Gather from the material every line that contains the string "timestamp".

::: Data lines :::

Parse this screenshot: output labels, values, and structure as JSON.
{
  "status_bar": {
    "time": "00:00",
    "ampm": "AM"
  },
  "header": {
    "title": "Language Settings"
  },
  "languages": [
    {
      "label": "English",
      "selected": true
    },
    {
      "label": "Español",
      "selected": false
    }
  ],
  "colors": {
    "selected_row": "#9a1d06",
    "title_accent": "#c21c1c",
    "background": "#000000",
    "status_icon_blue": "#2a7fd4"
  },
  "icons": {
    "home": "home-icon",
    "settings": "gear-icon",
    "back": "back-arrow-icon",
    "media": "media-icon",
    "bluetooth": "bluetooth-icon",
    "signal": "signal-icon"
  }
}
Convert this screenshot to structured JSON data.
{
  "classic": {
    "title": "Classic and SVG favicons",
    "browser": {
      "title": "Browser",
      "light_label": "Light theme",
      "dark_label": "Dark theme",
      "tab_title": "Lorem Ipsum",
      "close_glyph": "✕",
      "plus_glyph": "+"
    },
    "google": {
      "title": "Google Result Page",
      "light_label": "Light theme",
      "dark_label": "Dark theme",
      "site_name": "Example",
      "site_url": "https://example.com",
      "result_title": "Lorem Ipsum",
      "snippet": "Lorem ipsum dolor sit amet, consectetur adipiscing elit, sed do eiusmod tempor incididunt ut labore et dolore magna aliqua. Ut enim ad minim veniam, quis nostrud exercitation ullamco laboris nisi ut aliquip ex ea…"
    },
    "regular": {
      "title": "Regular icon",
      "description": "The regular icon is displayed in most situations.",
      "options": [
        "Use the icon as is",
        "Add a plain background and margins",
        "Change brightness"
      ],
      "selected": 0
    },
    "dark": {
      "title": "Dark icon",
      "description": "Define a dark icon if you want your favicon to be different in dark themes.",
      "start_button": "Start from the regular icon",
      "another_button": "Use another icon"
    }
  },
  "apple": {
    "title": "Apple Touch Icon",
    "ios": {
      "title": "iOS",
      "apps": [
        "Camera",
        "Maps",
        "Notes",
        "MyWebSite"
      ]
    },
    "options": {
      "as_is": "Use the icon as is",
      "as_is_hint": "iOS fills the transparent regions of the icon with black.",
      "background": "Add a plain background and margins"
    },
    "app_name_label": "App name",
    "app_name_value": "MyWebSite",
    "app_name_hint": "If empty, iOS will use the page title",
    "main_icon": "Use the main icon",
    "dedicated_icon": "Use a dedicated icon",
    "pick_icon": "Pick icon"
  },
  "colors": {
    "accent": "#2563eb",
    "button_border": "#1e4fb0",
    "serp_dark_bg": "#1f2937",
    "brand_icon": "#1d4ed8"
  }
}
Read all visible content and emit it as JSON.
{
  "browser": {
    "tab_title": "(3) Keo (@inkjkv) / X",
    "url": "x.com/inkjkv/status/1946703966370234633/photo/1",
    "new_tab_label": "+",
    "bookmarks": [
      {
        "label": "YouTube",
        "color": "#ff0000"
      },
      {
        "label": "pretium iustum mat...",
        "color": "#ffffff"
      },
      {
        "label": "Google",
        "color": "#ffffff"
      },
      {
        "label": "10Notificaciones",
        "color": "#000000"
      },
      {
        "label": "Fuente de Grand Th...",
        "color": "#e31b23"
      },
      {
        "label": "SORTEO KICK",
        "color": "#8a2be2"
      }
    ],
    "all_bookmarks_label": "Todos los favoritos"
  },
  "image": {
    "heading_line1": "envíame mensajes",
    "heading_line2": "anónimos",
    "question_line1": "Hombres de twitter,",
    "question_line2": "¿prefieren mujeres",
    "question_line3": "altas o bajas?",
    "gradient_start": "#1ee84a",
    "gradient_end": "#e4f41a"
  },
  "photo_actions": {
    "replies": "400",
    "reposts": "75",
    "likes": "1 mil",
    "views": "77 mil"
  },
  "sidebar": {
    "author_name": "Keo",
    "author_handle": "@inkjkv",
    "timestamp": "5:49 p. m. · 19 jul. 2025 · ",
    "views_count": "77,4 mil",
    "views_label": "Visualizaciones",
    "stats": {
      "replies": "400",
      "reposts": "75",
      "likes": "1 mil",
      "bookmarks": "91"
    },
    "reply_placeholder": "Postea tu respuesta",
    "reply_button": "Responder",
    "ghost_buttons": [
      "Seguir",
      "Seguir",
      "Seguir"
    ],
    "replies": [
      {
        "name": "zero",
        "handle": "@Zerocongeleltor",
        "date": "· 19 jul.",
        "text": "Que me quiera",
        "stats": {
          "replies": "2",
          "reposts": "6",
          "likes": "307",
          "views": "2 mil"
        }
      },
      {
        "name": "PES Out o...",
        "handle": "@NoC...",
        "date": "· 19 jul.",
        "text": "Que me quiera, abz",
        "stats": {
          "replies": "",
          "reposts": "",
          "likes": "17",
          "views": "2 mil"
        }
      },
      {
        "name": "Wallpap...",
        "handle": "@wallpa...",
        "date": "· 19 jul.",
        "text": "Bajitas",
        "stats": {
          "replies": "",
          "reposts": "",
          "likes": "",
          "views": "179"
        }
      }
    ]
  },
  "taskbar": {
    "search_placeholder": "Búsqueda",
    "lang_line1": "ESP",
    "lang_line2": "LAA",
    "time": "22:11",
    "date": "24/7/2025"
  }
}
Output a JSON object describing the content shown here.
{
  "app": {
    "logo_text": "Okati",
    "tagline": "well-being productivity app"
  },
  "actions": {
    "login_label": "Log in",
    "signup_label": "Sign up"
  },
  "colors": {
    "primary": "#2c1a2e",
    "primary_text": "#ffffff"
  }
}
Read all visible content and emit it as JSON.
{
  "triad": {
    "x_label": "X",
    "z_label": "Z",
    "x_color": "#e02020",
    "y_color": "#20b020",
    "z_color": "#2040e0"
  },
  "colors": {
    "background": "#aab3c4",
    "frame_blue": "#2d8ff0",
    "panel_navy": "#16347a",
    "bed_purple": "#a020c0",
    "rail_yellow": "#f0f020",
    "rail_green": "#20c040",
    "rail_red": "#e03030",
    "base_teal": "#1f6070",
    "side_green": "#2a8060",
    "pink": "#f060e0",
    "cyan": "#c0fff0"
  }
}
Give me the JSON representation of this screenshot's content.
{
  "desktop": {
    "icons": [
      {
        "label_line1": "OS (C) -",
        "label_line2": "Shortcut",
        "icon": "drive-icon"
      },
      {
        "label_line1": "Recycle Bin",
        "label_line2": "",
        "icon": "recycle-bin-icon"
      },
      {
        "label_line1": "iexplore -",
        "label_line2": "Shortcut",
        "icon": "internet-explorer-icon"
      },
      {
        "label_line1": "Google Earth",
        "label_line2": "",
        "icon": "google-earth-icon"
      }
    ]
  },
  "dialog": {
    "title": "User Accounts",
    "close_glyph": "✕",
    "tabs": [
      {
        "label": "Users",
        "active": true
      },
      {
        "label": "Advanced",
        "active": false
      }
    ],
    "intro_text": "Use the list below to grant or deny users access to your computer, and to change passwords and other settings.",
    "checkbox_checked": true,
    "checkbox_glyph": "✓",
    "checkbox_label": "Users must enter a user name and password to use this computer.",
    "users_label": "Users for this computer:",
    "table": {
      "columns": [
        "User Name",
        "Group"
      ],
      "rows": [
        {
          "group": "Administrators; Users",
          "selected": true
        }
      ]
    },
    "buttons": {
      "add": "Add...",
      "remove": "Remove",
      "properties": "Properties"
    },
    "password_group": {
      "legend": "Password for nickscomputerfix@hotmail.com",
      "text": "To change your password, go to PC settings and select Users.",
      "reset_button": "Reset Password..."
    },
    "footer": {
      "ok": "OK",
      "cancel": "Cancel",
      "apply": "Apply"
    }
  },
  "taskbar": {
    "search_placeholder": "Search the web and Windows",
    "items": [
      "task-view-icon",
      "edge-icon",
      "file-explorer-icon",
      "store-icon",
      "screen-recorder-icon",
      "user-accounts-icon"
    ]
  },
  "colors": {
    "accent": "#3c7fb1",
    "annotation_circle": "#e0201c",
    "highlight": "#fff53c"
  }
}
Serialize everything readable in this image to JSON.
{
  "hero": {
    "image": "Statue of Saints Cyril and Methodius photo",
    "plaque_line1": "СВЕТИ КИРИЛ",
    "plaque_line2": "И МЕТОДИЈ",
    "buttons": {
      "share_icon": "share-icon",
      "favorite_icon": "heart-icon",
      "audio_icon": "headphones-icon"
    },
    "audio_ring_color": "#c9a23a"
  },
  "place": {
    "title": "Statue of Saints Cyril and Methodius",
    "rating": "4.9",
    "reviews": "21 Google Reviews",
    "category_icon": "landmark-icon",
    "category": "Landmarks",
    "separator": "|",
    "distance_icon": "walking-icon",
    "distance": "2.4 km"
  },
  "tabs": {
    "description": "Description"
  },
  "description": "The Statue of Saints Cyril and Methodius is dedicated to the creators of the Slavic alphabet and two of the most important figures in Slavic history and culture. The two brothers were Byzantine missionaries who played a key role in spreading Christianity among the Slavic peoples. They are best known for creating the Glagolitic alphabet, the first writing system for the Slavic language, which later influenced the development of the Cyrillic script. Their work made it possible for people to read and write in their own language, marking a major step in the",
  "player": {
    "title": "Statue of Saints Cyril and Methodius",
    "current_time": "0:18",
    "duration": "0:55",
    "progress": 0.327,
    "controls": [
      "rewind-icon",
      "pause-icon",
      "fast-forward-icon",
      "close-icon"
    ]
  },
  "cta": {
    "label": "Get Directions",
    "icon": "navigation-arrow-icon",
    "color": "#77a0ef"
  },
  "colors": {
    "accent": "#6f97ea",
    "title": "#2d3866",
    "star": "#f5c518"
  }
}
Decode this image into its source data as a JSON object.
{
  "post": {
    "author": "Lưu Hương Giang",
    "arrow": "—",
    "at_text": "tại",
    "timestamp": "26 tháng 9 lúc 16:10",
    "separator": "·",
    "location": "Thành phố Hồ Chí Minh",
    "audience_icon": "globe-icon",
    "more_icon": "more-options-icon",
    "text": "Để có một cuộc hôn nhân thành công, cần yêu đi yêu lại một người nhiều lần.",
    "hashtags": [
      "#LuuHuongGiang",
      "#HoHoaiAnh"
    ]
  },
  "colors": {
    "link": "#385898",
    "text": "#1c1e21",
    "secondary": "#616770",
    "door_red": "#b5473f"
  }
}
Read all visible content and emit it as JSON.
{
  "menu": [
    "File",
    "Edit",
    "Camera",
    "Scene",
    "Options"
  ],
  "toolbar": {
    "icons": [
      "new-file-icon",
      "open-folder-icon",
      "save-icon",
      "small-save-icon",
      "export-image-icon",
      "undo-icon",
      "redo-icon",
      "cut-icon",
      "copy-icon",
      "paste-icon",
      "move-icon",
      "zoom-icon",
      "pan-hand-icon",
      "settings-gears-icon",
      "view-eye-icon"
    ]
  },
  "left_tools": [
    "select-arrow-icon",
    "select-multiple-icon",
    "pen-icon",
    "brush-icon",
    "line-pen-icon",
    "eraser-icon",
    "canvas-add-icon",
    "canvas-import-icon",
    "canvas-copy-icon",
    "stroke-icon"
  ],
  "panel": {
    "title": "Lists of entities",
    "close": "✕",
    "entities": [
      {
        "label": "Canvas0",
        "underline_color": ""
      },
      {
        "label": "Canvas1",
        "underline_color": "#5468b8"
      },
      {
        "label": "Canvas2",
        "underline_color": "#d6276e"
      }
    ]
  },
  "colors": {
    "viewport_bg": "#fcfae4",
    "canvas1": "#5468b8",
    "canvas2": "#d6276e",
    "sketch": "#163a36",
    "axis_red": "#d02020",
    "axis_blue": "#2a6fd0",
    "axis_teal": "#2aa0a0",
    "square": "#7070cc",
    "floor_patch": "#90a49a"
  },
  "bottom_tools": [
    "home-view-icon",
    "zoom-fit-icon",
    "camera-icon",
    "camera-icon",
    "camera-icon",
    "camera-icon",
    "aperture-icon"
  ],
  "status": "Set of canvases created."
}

:::

» **Problem solution**
    "timestamp": "5:49 p. m. · 19 jul. 2025 · ",
    "timestamp": "26 tháng 9 lúc 16:10",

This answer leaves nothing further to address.